Gather the lines below that include the string "marker", copying each in full.

* GIVEN ENTRIES *
——
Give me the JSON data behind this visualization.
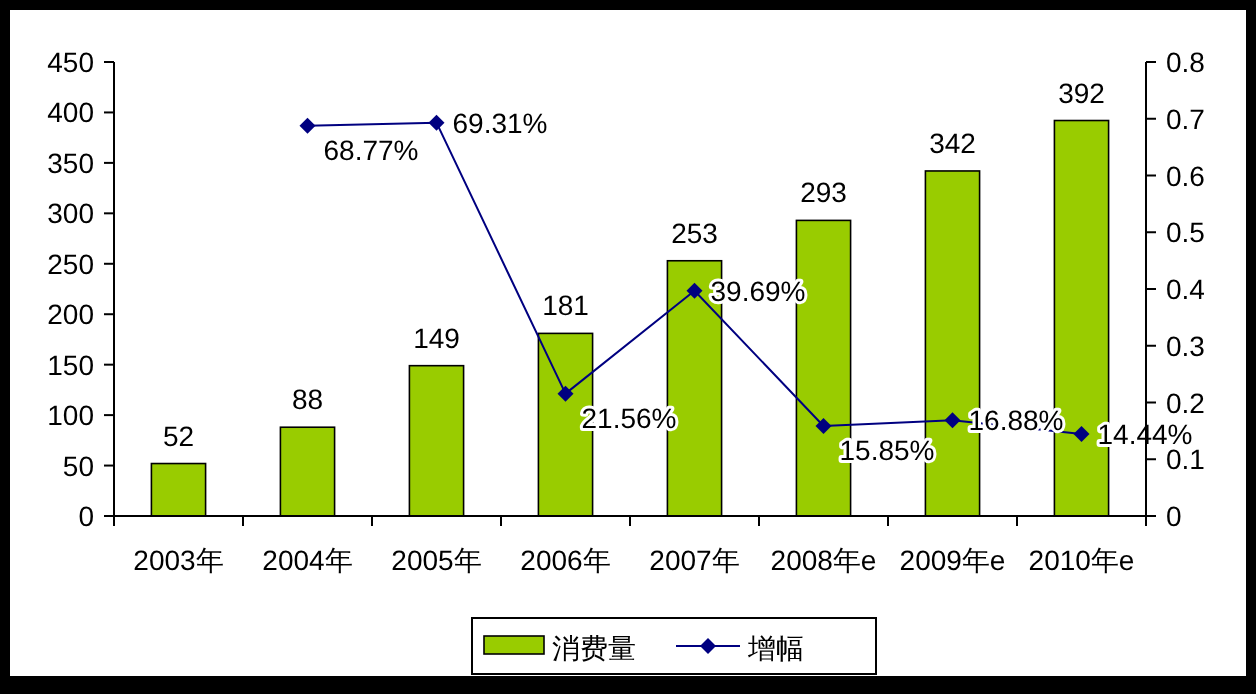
{
  "chart_data": {
    "type": "bar",
    "categories": [
      "2003年",
      "2004年",
      "2005年",
      "2006年",
      "2007年",
      "2008年e",
      "2009年e",
      "2010年e"
    ],
    "series": [
      {
        "name": "消费量",
        "color": "#99cc00",
        "values": [
          52,
          88,
          149,
          181,
          253,
          293,
          342,
          392
        ],
        "data_labels": true
      },
      {
        "name": "增幅",
        "type": "line",
        "axis": "y2",
        "color": "#000080",
        "marker": "diamond",
        "values": [
          null,
          0.6877,
          0.6931,
          0.2156,
          0.3969,
          0.1585,
          0.1688,
          0.1444
        ],
        "value_labels": [
          null,
          "68.77%",
          "69.31%",
          "21.56%",
          "39.69%",
          "15.85%",
          "16.88%",
          "14.44%"
        ]
      }
    ],
    "ylim": [
      0,
      450
    ],
    "yticks": [
      0,
      50,
      100,
      150,
      200,
      250,
      300,
      350,
      400,
      450
    ],
    "y2lim": [
      0,
      0.8
    ],
    "y2ticks": [
      0,
      0.1,
      0.2,
      0.3,
      0.4,
      0.5,
      0.6,
      0.7,
      0.8
    ],
    "grid": false,
    "legend": "bottom"
  }
}
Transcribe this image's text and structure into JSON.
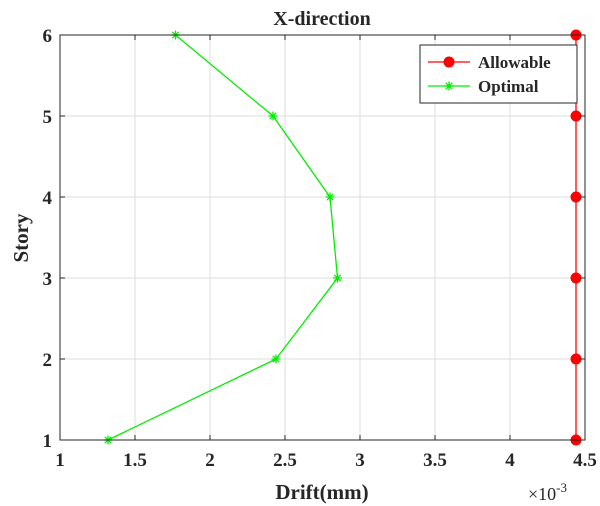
{
  "chart_data": {
    "type": "line",
    "title": "X-direction",
    "xlabel": "Drift(mm)",
    "ylabel": "Story",
    "x_exponent_label": {
      "base": "×10",
      "exponent": "-3"
    },
    "xlim": [
      1,
      4.5
    ],
    "ylim": [
      1,
      6
    ],
    "x_ticks": [
      1,
      1.5,
      2,
      2.5,
      3,
      3.5,
      4,
      4.5
    ],
    "x_tick_labels": [
      "1",
      "1.5",
      "2",
      "2.5",
      "3",
      "3.5",
      "4",
      "4.5"
    ],
    "y_ticks": [
      1,
      2,
      3,
      4,
      5,
      6
    ],
    "y_tick_labels": [
      "1",
      "2",
      "3",
      "4",
      "5",
      "6"
    ],
    "grid": true,
    "legend": {
      "placement": "top-right"
    },
    "series": [
      {
        "name": "Allowable",
        "color": "#ff0000",
        "marker": "circle",
        "points": [
          {
            "x": 4.44,
            "y": 1
          },
          {
            "x": 4.44,
            "y": 2
          },
          {
            "x": 4.44,
            "y": 3
          },
          {
            "x": 4.44,
            "y": 4
          },
          {
            "x": 4.44,
            "y": 5
          },
          {
            "x": 4.44,
            "y": 6
          }
        ]
      },
      {
        "name": "Optimal",
        "color": "#00ee00",
        "marker": "asterisk",
        "points": [
          {
            "x": 1.32,
            "y": 1
          },
          {
            "x": 2.44,
            "y": 2
          },
          {
            "x": 2.85,
            "y": 3
          },
          {
            "x": 2.8,
            "y": 4
          },
          {
            "x": 2.42,
            "y": 5
          },
          {
            "x": 1.77,
            "y": 6
          }
        ]
      }
    ]
  }
}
——
* WRITTEN RESPONSE *
        "marker": "diamond",
        "marker": "circle",
        "marker": "asterisk",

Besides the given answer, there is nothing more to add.